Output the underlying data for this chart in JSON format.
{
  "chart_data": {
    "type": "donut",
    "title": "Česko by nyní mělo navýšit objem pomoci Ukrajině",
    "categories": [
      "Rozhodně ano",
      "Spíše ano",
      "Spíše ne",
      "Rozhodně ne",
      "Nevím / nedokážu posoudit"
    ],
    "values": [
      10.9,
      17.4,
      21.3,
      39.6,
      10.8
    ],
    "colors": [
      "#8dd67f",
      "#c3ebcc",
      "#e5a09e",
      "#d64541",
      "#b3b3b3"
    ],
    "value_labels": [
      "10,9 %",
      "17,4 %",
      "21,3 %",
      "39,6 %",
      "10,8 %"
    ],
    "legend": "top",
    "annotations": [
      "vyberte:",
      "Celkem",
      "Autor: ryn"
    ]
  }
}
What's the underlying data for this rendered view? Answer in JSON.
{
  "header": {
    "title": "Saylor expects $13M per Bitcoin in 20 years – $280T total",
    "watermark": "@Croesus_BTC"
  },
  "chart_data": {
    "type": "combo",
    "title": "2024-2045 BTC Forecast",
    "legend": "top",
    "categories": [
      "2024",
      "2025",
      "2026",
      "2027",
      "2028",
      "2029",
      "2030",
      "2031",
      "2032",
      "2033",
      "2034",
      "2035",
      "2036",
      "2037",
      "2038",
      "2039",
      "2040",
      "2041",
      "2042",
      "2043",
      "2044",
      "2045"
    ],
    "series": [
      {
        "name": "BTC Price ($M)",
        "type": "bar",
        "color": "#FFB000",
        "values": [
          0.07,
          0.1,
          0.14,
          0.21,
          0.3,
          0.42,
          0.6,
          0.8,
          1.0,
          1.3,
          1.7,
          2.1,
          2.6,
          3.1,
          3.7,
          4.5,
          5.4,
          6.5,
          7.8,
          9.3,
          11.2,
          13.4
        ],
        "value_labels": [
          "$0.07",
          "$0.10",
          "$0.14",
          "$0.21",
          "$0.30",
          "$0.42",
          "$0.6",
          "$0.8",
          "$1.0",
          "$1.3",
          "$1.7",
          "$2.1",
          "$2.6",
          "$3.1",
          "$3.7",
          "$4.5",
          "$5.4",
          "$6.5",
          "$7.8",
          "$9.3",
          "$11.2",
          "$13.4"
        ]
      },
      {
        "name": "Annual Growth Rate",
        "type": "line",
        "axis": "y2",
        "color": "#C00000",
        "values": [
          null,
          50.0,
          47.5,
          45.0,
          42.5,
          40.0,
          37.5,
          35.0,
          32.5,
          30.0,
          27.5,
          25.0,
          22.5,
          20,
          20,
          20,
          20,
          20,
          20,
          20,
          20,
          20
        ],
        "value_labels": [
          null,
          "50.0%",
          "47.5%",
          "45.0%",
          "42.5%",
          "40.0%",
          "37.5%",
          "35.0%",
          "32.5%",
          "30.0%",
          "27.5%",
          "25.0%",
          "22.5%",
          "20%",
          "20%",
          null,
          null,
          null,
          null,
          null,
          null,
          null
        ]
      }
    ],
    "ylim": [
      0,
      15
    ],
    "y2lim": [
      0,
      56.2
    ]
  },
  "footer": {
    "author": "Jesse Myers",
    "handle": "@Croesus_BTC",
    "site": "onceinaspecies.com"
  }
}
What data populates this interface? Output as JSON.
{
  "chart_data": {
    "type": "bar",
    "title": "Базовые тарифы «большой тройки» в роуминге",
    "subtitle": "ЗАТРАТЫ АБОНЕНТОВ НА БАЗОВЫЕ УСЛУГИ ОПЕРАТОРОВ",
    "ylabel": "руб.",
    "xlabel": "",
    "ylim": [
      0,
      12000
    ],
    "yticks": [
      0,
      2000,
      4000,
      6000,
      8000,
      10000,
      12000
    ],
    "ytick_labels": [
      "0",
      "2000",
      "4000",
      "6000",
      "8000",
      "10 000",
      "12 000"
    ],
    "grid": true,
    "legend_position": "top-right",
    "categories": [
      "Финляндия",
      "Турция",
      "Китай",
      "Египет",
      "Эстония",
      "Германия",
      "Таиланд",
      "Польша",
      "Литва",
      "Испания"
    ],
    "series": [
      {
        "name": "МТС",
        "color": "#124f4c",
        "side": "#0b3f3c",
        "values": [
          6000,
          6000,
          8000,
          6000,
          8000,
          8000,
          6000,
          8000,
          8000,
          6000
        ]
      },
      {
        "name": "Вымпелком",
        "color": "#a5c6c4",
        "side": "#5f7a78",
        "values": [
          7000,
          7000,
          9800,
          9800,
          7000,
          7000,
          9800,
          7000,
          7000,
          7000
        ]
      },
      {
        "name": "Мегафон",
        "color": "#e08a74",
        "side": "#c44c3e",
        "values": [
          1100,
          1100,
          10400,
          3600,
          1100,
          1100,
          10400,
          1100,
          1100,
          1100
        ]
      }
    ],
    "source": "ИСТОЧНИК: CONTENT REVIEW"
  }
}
......
● **Work to do**
Return all the data exactly as given.

● **Task solution**
Output the underlying data for this chart in JSON format.
{
  "chart_data": {
    "type": "donut",
    "title": "Česko by nyní mělo navýšit objem pomoci Ukrajině",
    "categories": [
      "Rozhodně ano",
      "Spíše ano",
      "Spíše ne",
      "Rozhodně ne",
      "Nevím / nedokážu posoudit"
    ],
    "values": [
      10.9,
      17.4,
      21.3,
      39.6,
      10.8
    ],
    "colors": [
      "#8dd67f",
      "#c3ebcc",
      "#e5a09e",
      "#d64541",
      "#b3b3b3"
    ],
    "value_labels": [
      "10,9 %",
      "17,4 %",
      "21,3 %",
      "39,6 %",
      "10,8 %"
    ],
    "legend": "top",
    "annotations": [
      "vyberte:",
      "Celkem",
      "Autor: ryn"
    ]
  }
}
What's the underlying data for this rendered view? Answer in JSON.
{
  "header": {
    "title": "Saylor expects $13M per Bitcoin in 20 years – $280T total",
    "watermark": "@Croesus_BTC"
  },
  "chart_data": {
    "type": "combo",
    "title": "2024-2045 BTC Forecast",
    "legend": "top",
    "categories": [
      "2024",
      "2025",
      "2026",
      "2027",
      "2028",
      "2029",
      "2030",
      "2031",
      "2032",
      "2033",
      "2034",
      "2035",
      "2036",
      "2037",
      "2038",
      "2039",
      "2040",
      "2041",
      "2042",
      "2043",
      "2044",
      "2045"
    ],
    "series": [
      {
        "name": "BTC Price ($M)",
        "type": "bar",
        "color": "#FFB000",
        "values": [
          0.07,
          0.1,
          0.14,
          0.21,
          0.3,
          0.42,
          0.6,
          0.8,
          1.0,
          1.3,
          1.7,
          2.1,
          2.6,
          3.1,
          3.7,
          4.5,
          5.4,
          6.5,
          7.8,
          9.3,
          11.2,
          13.4
        ],
        "value_labels": [
          "$0.07",
          "$0.10",
          "$0.14",
          "$0.21",
          "$0.30",
          "$0.42",
          "$0.6",
          "$0.8",
          "$1.0",
          "$1.3",
          "$1.7",
          "$2.1",
          "$2.6",
          "$3.1",
          "$3.7",
          "$4.5",
          "$5.4",
          "$6.5",
          "$7.8",
          "$9.3",
          "$11.2",
          "$13.4"
        ]
      },
      {
        "name": "Annual Growth Rate",
        "type": "line",
        "axis": "y2",
        "color": "#C00000",
        "values": [
          null,
          50.0,
          47.5,
          45.0,
          42.5,
          40.0,
          37.5,
          35.0,
          32.5,
          30.0,
          27.5,
          25.0,
          22.5,
          20,
          20,
          20,
          20,
          20,
          20,
          20,
          20,
          20
        ],
        "value_labels": [
          null,
          "50.0%",
          "47.5%",
          "45.0%",
          "42.5%",
          "40.0%",
          "37.5%",
          "35.0%",
          "32.5%",
          "30.0%",
          "27.5%",
          "25.0%",
          "22.5%",
          "20%",
          "20%",
          null,
          null,
          null,
          null,
          null,
          null,
          null
        ]
      }
    ],
    "ylim": [
      0,
      15
    ],
    "y2lim": [
      0,
      56.2
    ]
  },
  "footer": {
    "author": "Jesse Myers",
    "handle": "@Croesus_BTC",
    "site": "onceinaspecies.com"
  }
}
What data populates this interface? Output as JSON.
{
  "chart_data": {
    "type": "bar",
    "title": "Базовые тарифы «большой тройки» в роуминге",
    "subtitle": "ЗАТРАТЫ АБОНЕНТОВ НА БАЗОВЫЕ УСЛУГИ ОПЕРАТОРОВ",
    "ylabel": "руб.",
    "xlabel": "",
    "ylim": [
      0,
      12000
    ],
    "yticks": [
      0,
      2000,
      4000,
      6000,
      8000,
      10000,
      12000
    ],
    "ytick_labels": [
      "0",
      "2000",
      "4000",
      "6000",
      "8000",
      "10 000",
      "12 000"
    ],
    "grid": true,
    "legend_position": "top-right",
    "categories": [
      "Финляндия",
      "Турция",
      "Китай",
      "Египет",
      "Эстония",
      "Германия",
      "Таиланд",
      "Польша",
      "Литва",
      "Испания"
    ],
    "series": [
      {
        "name": "МТС",
        "color": "#124f4c",
        "side": "#0b3f3c",
        "values": [
          6000,
          6000,
          8000,
          6000,
          8000,
          8000,
          6000,
          8000,
          8000,
          6000
        ]
      },
      {
        "name": "Вымпелком",
        "color": "#a5c6c4",
        "side": "#5f7a78",
        "values": [
          7000,
          7000,
          9800,
          9800,
          7000,
          7000,
          9800,
          7000,
          7000,
          7000
        ]
      },
      {
        "name": "Мегафон",
        "color": "#e08a74",
        "side": "#c44c3e",
        "values": [
          1100,
          1100,
          10400,
          3600,
          1100,
          1100,
          10400,
          1100,
          1100,
          1100
        ]
      }
    ],
    "source": "ИСТОЧНИК: CONTENT REVIEW"
  }
}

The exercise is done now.